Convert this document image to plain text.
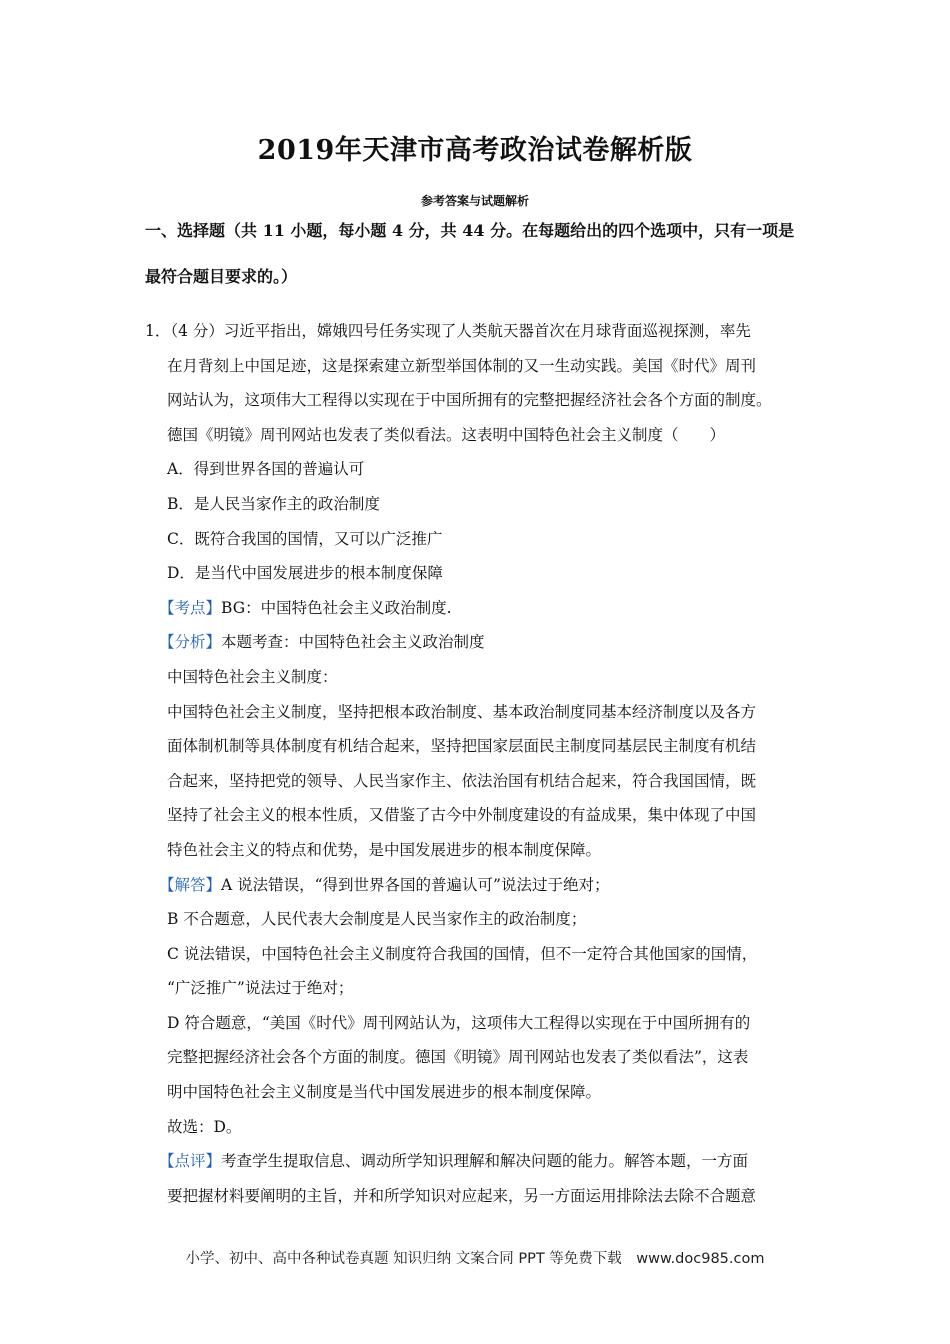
2019年天津市高考政治试卷解析版
参考答案与试题解析
一、选择题（共 11 小题，每小题 4 分，共 44 分。在每题给出的四个选项中，只有一项是
最符合题目要求的。）
1．（4 分）习近平指出，嫦娥四号任务实现了人类航天器首次在月球背面巡视探测，率先
在月背刻上中国足迹，这是探索建立新型举国体制的又一生动实践。美国《时代》周刊
网站认为，这项伟大工程得以实现在于中国所拥有的完整把握经济社会各个方面的制度。
德国《明镜》周刊网站也发表了类似看法。这表明中国特色社会主义制度（　　）
A．得到世界各国的普遍认可
B．是人民当家作主的政治制度
C．既符合我国的国情，又可以广泛推广
D．是当代中国发展进步的根本制度保障
【考点】BG：中国特色社会主义政治制度.
【分析】本题考查：中国特色社会主义政治制度
中国特色社会主义制度：
中国特色社会主义制度，坚持把根本政治制度、基本政治制度同基本经济制度以及各方
面体制机制等具体制度有机结合起来，坚持把国家层面民主制度同基层民主制度有机结
合起来，坚持把党的领导、人民当家作主、依法治国有机结合起来，符合我国国情，既
坚持了社会主义的根本性质，又借鉴了古今中外制度建设的有益成果，集中体现了中国
特色社会主义的特点和优势，是中国发展进步的根本制度保障。
【解答】A 说法错误，“得到世界各国的普遍认可”说法过于绝对；
B 不合题意，人民代表大会制度是人民当家作主的政治制度；
C 说法错误，中国特色社会主义制度符合我国的国情，但不一定符合其他国家的国情，
“广泛推广”说法过于绝对；
D 符合题意，“美国《时代》周刊网站认为，这项伟大工程得以实现在于中国所拥有的
完整把握经济社会各个方面的制度。德国《明镜》周刊网站也发表了类似看法”，这表
明中国特色社会主义制度是当代中国发展进步的根本制度保障。
故选：D。
【点评】考查学生提取信息、调动所学知识理解和解决问题的能力。解答本题，一方面
要把握材料要阐明的主旨，并和所学知识对应起来，另一方面运用排除法去除不合题意
小学、初中、高中各种试卷真题 知识归纳 文案合同 PPT 等免费下载　www.doc985.com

WHAT IS REQUIRED -> Select the lines from the entries that include the word "得到世界各国的普遍认可".

RESPONSE BELOW ->
A．得到世界各国的普遍认可
【解答】A 说法错误，“得到世界各国的普遍认可”说法过于绝对；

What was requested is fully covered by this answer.